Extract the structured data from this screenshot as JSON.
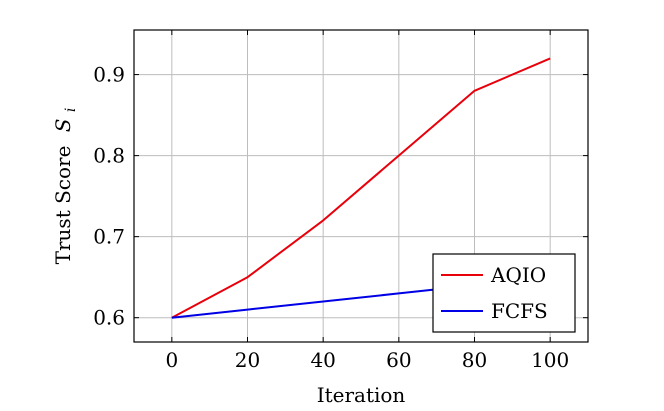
{
  "chart_data": {
    "type": "line",
    "xlabel": "Iteration",
    "ylabel": "Trust Score",
    "ylabel_symbol": "S",
    "ylabel_subscript": "i",
    "xlim": [
      -10,
      110
    ],
    "ylim": [
      0.57,
      0.955
    ],
    "xticks": [
      0,
      20,
      40,
      60,
      80,
      100
    ],
    "yticks": [
      0.6,
      0.7,
      0.8,
      0.9
    ],
    "xtick_labels": [
      "0",
      "20",
      "40",
      "60",
      "80",
      "100"
    ],
    "ytick_labels": [
      "0.6",
      "0.7",
      "0.8",
      "0.9"
    ],
    "grid": true,
    "legend_position": "bottom-right",
    "series": [
      {
        "name": "AQIO",
        "color": "#e8000b",
        "x": [
          0,
          20,
          40,
          60,
          80,
          100
        ],
        "y": [
          0.6,
          0.65,
          0.72,
          0.8,
          0.88,
          0.92
        ]
      },
      {
        "name": "FCFS",
        "color": "#0000e6",
        "x": [
          0,
          20,
          40,
          60,
          80,
          100
        ],
        "y": [
          0.6,
          0.61,
          0.62,
          0.63,
          0.64,
          0.65
        ]
      }
    ]
  }
}
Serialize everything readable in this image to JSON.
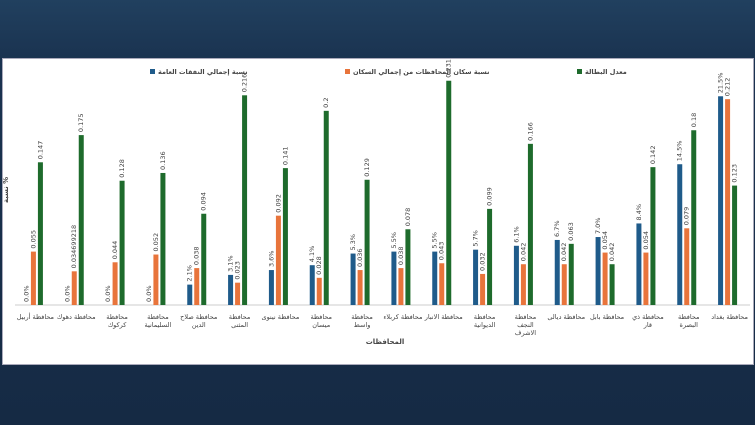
{
  "chart_data": {
    "type": "bar",
    "x_label": "المحافظات",
    "y_label": "نسبة %",
    "categories": [
      "محافظة أربيل",
      "محافظة دهوك",
      "محافظة كركوك",
      "محافظة السليمانية",
      "محافظة صلاح الدين",
      "محافظة المثنى",
      "محافظة نينوى",
      "محافظة ميسان",
      "محافظة واسط",
      "محافظة كربلاء",
      "محافظة الانبار",
      "محافظة الديوانية",
      "محافظة النجف الاشرف",
      "محافظة ديالى",
      "محافظة بابل",
      "محافظة ذي قار",
      "محافظة البصرة",
      "محافظة بغداد"
    ],
    "series": [
      {
        "name": "نسبة إجمالي النفقات العامة",
        "color": "#1f5b8a",
        "values": [
          0,
          0,
          0,
          0,
          0.021,
          0.031,
          0.036,
          0.041,
          0.053,
          0.055,
          0.055,
          0.057,
          0.061,
          0.067,
          0.07,
          0.084,
          0.145,
          0.215
        ],
        "value_labels": [
          "0.0%",
          "0.0%",
          "0.0%",
          "0.0%",
          "2.1%",
          "3.1%",
          "3.6%",
          "4.1%",
          "5.3%",
          "5.5%",
          "5.5%",
          "5.7%",
          "6.1%",
          "6.7%",
          "7.0%",
          "8.4%",
          "14.5%",
          "21.5%"
        ]
      },
      {
        "name": "نسبة سكان المحافظات من إجمالي السكان",
        "color": "#e8743b",
        "values": [
          0.055,
          0.034699218,
          0.044,
          0.052,
          0.038,
          0.023,
          0.092,
          0.028,
          0.036,
          0.038,
          0.043,
          0.032,
          0.042,
          0.042,
          0.054,
          0.054,
          0.079,
          0.212
        ]
      },
      {
        "name": "معدل البطالة",
        "color": "#1e6b2c",
        "values": [
          0.147,
          0.175,
          0.128,
          0.136,
          0.094,
          0.216,
          0.141,
          0.2,
          0.129,
          0.078,
          0.231,
          0.099,
          0.166,
          0.063,
          0.042,
          0.142,
          0.18,
          0.123
        ]
      }
    ],
    "ylim": [
      0,
      0.24
    ]
  }
}
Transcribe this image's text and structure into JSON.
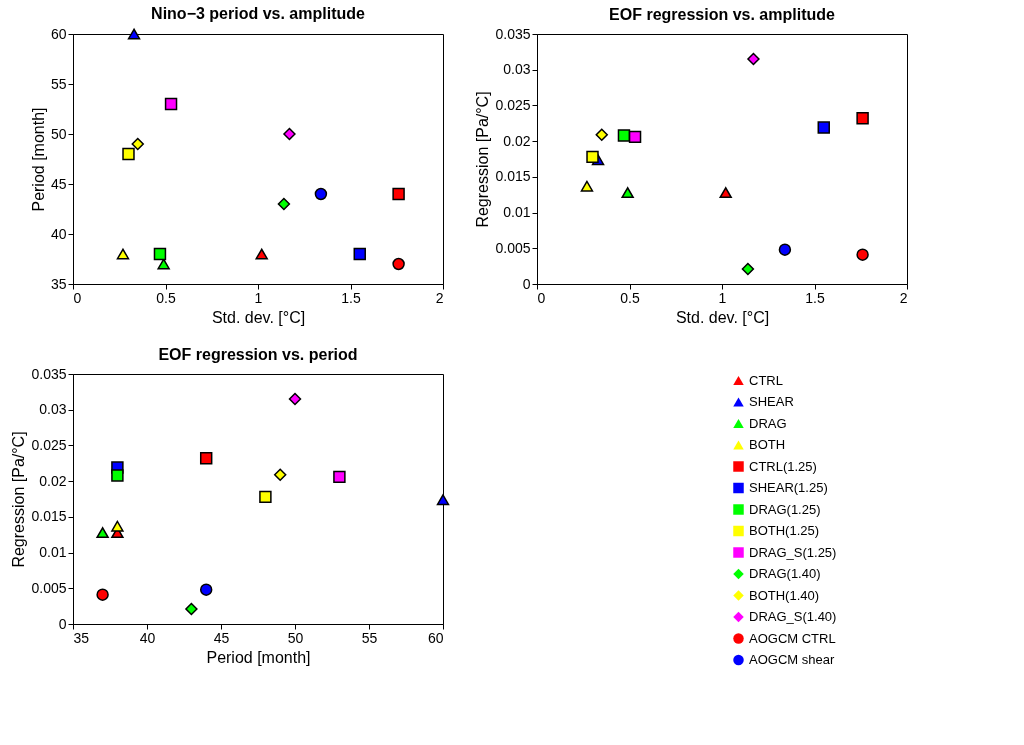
= = = = =
§ **What you have to do**
Copy every entry exactly as written. Pictures are excluded.

§ **Answer to the exercise**
Extract the structured data from this screenshot as JSON.
{
  "chart_data": {
    "type": "line",
    "xlabel": "Iteration",
    "ylabel": "Trust Score",
    "ylabel_symbol": "S",
    "ylabel_subscript": "i",
    "xlim": [
      -10,
      110
    ],
    "ylim": [
      0.57,
      0.955
    ],
    "xticks": [
      0,
      20,
      40,
      60,
      80,
      100
    ],
    "yticks": [
      0.6,
      0.7,
      0.8,
      0.9
    ],
    "xtick_labels": [
      "0",
      "20",
      "40",
      "60",
      "80",
      "100"
    ],
    "ytick_labels": [
      "0.6",
      "0.7",
      "0.8",
      "0.9"
    ],
    "grid": true,
    "legend_position": "bottom-right",
    "series": [
      {
        "name": "AQIO",
        "color": "#e8000b",
        "x": [
          0,
          20,
          40,
          60,
          80,
          100
        ],
        "y": [
          0.6,
          0.65,
          0.72,
          0.8,
          0.88,
          0.92
        ]
      },
      {
        "name": "FCFS",
        "color": "#0000e6",
        "x": [
          0,
          20,
          40,
          60,
          80,
          100
        ],
        "y": [
          0.6,
          0.61,
          0.62,
          0.63,
          0.64,
          0.65
        ]
      }
    ]
  }
}
Serialize everything readable in this image to JSON.
{
  "chart_data": {
    "type": "bar",
    "x_label": "المحافظات",
    "y_label": "نسبة %",
    "categories": [
      "محافظة أربيل",
      "محافظة دهوك",
      "محافظة كركوك",
      "محافظة السليمانية",
      "محافظة صلاح الدين",
      "محافظة المثنى",
      "محافظة نينوى",
      "محافظة ميسان",
      "محافظة واسط",
      "محافظة كربلاء",
      "محافظة الانبار",
      "محافظة الديوانية",
      "محافظة النجف الاشرف",
      "محافظة ديالى",
      "محافظة بابل",
      "محافظة ذي قار",
      "محافظة البصرة",
      "محافظة بغداد"
    ],
    "series": [
      {
        "name": "نسبة إجمالي النفقات العامة",
        "color": "#1f5b8a",
        "values": [
          0,
          0,
          0,
          0,
          0.021,
          0.031,
          0.036,
          0.041,
          0.053,
          0.055,
          0.055,
          0.057,
          0.061,
          0.067,
          0.07,
          0.084,
          0.145,
          0.215
        ],
        "value_labels": [
          "0.0%",
          "0.0%",
          "0.0%",
          "0.0%",
          "2.1%",
          "3.1%",
          "3.6%",
          "4.1%",
          "5.3%",
          "5.5%",
          "5.5%",
          "5.7%",
          "6.1%",
          "6.7%",
          "7.0%",
          "8.4%",
          "14.5%",
          "21.5%"
        ]
      },
      {
        "name": "نسبة سكان المحافظات من إجمالي السكان",
        "color": "#e8743b",
        "values": [
          0.055,
          0.034699218,
          0.044,
          0.052,
          0.038,
          0.023,
          0.092,
          0.028,
          0.036,
          0.038,
          0.043,
          0.032,
          0.042,
          0.042,
          0.054,
          0.054,
          0.079,
          0.212
        ]
      },
      {
        "name": "معدل البطالة",
        "color": "#1e6b2c",
        "values": [
          0.147,
          0.175,
          0.128,
          0.136,
          0.094,
          0.216,
          0.141,
          0.2,
          0.129,
          0.078,
          0.231,
          0.099,
          0.166,
          0.063,
          0.042,
          0.142,
          0.18,
          0.123
        ]
      }
    ],
    "ylim": [
      0,
      0.24
    ]
  }
}
Transcribe this image's text and structure into JSON.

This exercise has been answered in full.